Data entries
# # # #

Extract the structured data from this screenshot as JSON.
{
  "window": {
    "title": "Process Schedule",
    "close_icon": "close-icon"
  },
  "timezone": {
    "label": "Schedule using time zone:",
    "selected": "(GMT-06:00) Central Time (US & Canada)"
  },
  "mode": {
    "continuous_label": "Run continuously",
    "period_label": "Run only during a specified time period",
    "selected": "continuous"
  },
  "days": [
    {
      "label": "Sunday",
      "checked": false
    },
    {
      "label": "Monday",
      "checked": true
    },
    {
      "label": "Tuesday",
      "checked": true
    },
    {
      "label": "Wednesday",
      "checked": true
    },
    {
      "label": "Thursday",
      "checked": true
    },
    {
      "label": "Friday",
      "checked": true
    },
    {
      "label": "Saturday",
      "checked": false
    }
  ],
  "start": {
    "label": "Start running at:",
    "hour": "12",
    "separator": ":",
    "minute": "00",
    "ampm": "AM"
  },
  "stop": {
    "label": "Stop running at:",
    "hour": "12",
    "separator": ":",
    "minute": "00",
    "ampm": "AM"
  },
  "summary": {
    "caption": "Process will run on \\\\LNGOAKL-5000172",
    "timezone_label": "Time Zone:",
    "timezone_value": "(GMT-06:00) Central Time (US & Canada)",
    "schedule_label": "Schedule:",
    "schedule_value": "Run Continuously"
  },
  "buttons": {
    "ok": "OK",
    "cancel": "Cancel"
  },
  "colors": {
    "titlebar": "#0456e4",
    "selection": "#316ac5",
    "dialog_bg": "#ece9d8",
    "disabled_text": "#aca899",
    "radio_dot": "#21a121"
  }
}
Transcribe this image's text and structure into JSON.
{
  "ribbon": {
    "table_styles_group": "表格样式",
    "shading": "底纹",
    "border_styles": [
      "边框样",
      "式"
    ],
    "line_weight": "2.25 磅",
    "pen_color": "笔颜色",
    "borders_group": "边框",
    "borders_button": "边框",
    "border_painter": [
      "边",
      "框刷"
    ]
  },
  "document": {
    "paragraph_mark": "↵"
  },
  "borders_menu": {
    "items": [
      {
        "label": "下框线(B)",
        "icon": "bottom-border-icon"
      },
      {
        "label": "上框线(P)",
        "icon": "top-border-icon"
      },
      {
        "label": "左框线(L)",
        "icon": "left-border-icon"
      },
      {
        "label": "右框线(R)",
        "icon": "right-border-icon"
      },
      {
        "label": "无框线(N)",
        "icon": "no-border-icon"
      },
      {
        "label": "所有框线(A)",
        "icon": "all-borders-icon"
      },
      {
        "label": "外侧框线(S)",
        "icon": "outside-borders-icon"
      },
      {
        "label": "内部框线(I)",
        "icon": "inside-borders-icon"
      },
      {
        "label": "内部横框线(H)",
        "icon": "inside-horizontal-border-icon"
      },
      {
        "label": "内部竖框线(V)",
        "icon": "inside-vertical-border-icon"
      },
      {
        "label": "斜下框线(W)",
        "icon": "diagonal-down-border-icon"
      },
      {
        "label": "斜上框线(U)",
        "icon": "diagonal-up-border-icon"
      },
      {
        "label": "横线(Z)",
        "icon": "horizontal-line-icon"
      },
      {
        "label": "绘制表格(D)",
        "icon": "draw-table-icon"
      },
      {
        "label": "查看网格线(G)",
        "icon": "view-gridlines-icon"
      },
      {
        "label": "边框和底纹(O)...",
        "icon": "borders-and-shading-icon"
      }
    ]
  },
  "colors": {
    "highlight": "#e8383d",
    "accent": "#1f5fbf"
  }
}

# # # #

Written problem: State the number of lines that contain the string "inside", with no other words.

Correct result: 3